> **Task to carry out**: Gather up every line that includes the string "setools".

> **Material provided**:

========

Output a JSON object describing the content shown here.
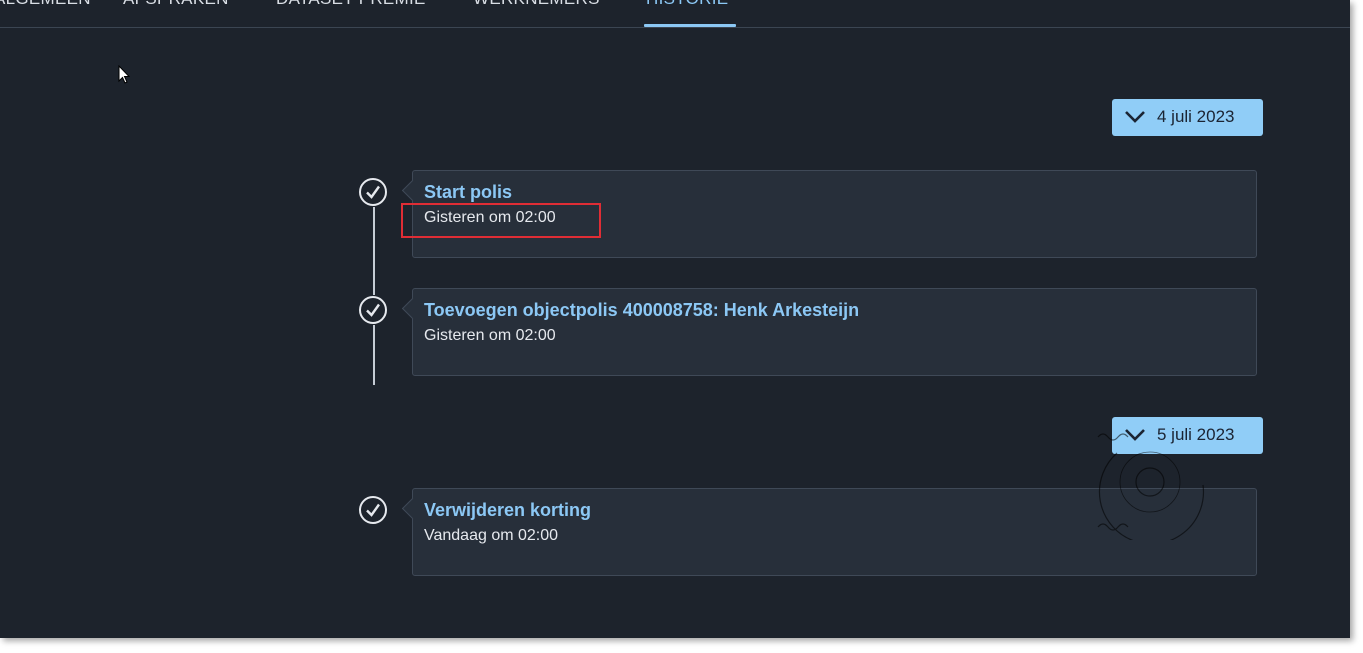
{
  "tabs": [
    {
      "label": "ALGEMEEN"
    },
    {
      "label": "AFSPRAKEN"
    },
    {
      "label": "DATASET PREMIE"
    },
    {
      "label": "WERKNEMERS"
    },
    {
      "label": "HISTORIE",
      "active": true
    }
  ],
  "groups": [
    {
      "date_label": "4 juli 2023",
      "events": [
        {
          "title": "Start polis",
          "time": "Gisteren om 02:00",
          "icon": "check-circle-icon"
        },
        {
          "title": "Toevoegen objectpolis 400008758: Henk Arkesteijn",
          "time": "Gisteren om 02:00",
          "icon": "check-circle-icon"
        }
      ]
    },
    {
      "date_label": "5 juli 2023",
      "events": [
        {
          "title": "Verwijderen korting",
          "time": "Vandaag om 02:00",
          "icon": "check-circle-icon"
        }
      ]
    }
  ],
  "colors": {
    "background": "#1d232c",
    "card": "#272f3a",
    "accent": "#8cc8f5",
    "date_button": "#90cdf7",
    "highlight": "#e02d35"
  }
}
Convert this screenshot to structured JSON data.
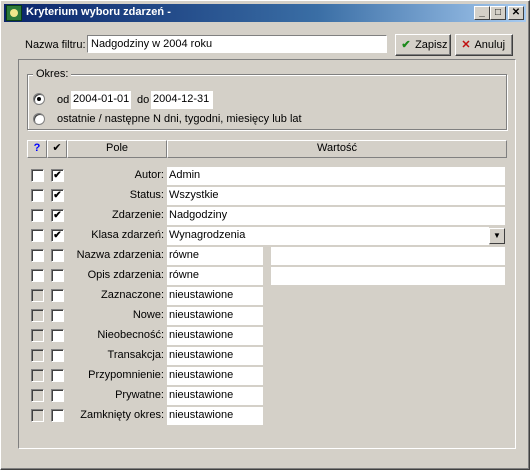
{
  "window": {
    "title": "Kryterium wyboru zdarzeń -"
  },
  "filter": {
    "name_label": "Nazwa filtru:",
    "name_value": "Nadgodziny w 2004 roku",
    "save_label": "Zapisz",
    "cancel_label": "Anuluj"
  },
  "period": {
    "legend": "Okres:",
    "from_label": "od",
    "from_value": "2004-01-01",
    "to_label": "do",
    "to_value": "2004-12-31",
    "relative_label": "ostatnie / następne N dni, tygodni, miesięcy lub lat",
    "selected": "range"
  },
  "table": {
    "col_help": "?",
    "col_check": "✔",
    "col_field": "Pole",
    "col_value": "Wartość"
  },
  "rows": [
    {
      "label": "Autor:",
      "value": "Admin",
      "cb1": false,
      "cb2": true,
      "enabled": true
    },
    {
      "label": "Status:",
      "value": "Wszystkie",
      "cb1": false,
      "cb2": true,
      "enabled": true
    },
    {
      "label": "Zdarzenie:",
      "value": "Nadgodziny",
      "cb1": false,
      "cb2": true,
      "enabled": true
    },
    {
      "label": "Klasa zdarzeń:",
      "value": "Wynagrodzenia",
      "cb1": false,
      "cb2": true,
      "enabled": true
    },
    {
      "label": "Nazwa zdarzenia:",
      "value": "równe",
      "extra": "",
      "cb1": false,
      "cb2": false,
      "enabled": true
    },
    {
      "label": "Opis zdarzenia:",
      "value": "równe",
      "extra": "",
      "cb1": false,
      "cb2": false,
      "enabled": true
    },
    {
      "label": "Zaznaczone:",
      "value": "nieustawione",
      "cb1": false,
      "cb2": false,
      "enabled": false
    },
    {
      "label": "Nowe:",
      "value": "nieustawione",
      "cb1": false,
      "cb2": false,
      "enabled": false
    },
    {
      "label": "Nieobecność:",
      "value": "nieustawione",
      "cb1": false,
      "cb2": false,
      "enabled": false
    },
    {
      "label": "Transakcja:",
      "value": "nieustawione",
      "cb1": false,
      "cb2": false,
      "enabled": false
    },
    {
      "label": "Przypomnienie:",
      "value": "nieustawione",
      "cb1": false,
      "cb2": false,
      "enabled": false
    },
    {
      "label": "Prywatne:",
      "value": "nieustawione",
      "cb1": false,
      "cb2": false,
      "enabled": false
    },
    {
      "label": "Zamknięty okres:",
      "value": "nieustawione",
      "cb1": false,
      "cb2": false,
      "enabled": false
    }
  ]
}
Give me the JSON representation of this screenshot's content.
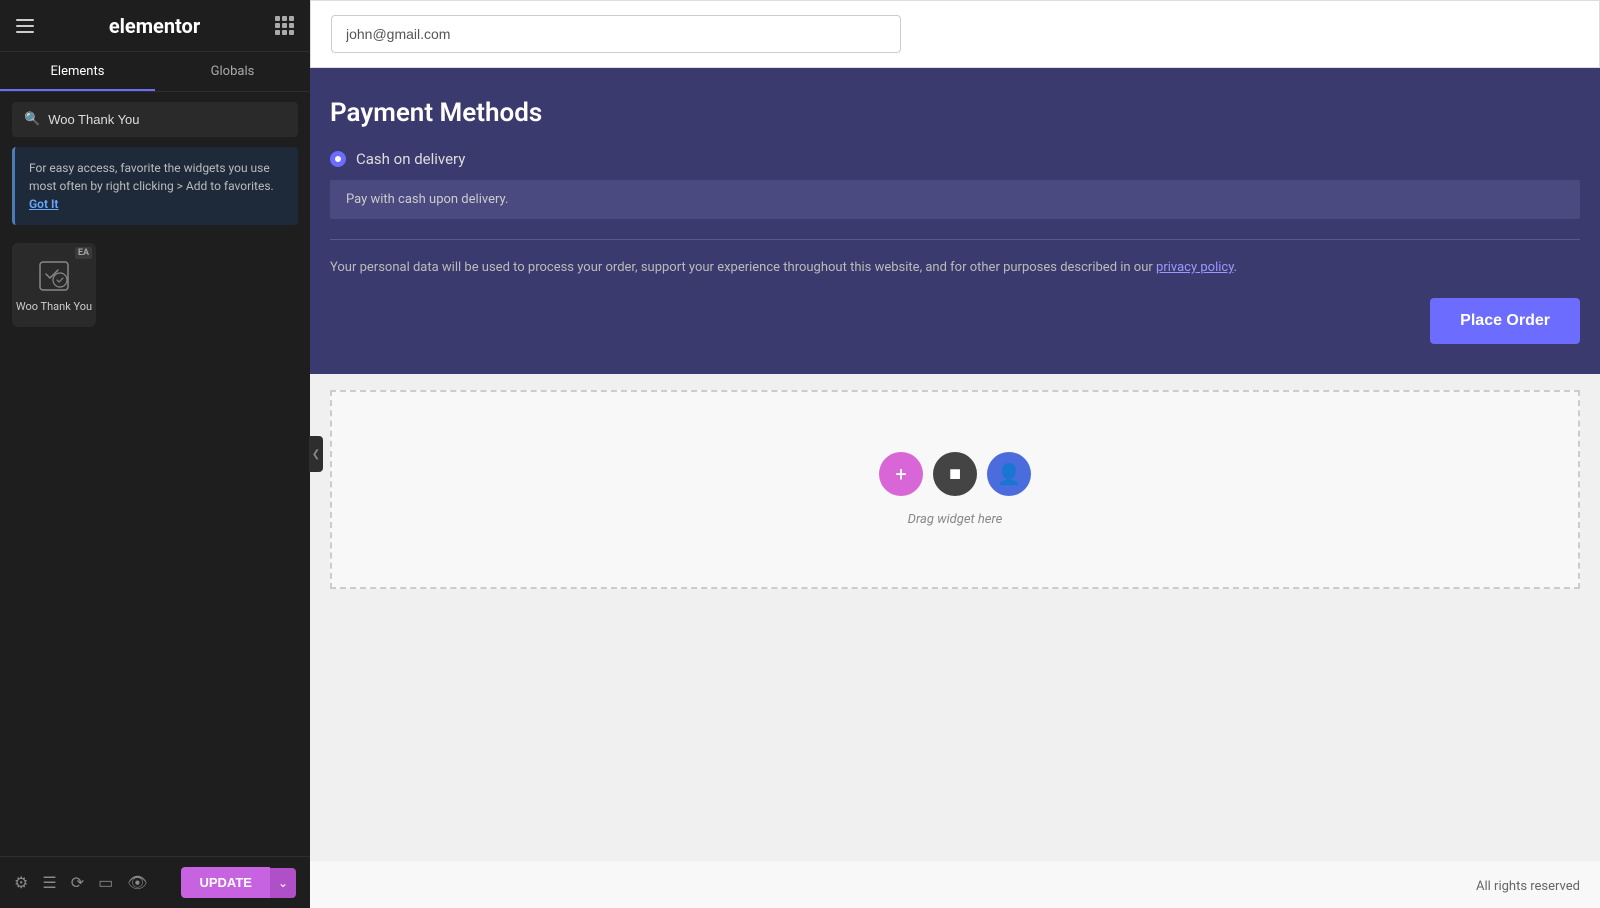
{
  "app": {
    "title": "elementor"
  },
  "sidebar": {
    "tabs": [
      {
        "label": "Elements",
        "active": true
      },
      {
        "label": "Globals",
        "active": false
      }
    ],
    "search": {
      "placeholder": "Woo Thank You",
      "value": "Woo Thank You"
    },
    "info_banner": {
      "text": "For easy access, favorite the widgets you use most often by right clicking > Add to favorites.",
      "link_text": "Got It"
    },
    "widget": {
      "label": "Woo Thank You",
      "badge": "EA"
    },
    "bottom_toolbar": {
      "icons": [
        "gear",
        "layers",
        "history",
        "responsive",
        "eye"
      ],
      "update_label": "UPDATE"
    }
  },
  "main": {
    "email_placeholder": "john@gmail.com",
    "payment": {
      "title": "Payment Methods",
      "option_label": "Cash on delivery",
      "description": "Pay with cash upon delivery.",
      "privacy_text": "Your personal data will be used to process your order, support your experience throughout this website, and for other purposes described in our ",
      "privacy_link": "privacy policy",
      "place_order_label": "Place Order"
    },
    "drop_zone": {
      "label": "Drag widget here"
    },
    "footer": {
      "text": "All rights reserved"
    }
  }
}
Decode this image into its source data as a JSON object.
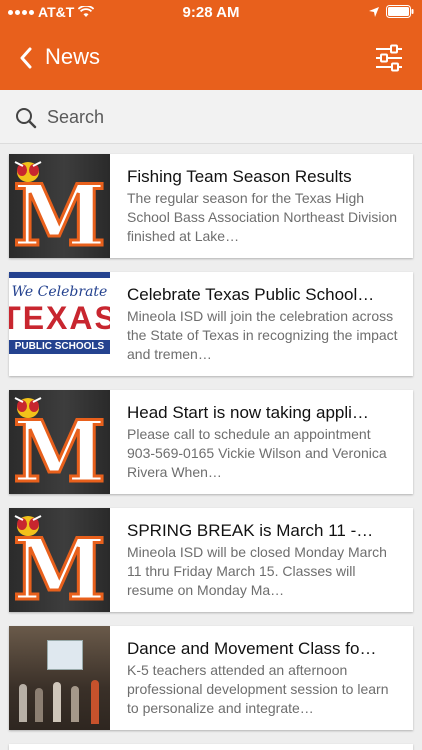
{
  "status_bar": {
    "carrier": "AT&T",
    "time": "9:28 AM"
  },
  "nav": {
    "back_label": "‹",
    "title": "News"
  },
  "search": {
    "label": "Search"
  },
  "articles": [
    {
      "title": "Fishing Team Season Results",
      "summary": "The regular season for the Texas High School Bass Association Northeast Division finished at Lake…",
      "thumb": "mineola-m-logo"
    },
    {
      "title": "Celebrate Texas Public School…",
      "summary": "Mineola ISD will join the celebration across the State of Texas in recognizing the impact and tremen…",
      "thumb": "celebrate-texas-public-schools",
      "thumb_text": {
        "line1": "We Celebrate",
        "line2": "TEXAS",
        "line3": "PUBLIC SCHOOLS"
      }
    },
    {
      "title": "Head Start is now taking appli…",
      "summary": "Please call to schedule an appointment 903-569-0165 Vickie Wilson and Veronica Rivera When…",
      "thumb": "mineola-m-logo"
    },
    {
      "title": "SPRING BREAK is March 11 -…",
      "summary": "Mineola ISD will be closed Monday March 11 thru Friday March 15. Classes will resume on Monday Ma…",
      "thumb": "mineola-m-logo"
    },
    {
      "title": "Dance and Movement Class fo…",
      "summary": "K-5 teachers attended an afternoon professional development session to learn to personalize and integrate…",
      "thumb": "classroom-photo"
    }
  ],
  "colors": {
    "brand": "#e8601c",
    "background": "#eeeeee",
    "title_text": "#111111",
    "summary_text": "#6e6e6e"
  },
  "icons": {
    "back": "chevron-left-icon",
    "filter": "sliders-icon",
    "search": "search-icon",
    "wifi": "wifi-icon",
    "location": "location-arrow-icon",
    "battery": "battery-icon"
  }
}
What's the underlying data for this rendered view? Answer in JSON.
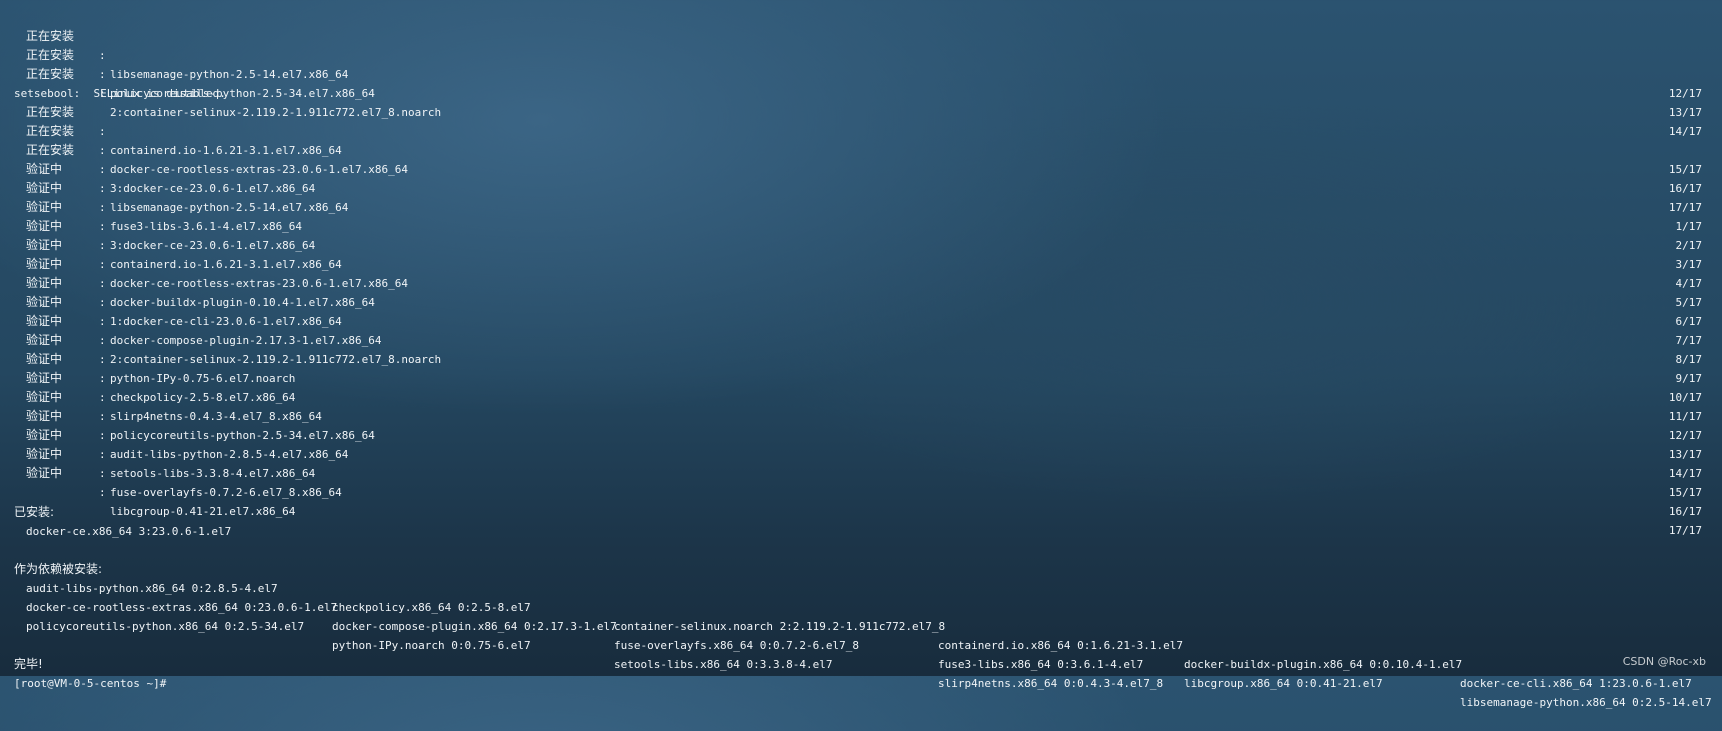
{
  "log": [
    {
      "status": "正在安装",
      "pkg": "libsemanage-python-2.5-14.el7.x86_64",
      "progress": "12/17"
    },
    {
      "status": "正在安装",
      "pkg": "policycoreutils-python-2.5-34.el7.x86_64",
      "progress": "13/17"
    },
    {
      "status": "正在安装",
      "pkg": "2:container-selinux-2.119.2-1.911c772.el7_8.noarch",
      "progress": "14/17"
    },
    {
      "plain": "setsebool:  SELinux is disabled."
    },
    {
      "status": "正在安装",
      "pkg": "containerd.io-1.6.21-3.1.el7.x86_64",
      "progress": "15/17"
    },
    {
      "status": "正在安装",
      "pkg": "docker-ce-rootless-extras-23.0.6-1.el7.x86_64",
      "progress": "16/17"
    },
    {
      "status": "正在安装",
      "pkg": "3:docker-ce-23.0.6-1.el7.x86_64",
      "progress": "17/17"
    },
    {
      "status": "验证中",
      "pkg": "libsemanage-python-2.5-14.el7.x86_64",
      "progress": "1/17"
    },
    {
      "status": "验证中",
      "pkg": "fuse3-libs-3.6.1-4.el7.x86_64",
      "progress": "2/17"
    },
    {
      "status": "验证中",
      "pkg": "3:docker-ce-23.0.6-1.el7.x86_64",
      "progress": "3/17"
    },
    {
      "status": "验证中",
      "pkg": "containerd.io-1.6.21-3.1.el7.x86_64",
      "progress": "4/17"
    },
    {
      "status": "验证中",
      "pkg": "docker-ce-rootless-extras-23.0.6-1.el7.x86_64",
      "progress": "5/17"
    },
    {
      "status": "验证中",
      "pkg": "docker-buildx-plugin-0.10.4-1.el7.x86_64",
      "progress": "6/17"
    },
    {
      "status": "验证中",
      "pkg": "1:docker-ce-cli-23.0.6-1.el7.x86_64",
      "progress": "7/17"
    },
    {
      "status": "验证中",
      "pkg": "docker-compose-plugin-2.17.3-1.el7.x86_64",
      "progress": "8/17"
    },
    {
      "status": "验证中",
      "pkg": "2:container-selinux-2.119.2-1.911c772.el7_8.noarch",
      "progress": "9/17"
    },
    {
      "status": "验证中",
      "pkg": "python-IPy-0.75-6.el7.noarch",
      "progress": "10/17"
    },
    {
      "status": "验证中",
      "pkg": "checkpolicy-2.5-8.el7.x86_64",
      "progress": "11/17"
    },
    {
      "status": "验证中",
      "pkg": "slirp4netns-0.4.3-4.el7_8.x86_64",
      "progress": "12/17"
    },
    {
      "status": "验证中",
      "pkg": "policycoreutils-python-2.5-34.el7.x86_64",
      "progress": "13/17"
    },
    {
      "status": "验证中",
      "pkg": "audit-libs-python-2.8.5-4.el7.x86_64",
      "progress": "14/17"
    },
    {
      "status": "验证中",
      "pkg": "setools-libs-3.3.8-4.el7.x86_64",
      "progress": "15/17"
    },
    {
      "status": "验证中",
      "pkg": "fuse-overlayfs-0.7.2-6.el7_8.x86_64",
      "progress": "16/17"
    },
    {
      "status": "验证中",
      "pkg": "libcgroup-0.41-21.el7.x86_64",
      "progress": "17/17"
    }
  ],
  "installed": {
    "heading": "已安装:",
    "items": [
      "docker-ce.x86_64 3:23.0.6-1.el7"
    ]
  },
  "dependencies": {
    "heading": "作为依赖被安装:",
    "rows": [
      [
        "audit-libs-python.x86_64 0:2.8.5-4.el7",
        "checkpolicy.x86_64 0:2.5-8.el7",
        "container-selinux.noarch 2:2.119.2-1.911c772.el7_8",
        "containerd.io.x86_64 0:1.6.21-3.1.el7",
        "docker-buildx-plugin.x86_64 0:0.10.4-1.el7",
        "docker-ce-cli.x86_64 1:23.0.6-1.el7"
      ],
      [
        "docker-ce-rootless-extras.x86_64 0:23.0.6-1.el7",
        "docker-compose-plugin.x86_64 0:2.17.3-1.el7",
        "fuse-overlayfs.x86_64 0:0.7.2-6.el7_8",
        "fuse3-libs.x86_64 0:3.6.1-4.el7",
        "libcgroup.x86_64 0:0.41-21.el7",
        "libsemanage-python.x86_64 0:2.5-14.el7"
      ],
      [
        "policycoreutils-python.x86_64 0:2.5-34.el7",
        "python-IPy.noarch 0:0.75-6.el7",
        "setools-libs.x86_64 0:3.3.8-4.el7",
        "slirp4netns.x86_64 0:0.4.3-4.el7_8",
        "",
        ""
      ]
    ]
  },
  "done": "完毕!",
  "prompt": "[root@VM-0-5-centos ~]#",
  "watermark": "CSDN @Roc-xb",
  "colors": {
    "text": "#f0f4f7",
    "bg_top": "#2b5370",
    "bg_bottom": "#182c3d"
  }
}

========

> **Final result**:
      "pkg": "setools-libs-3.3.8-4.el7.x86_64",
        "setools-libs.x86_64 0:3.3.8-4.el7",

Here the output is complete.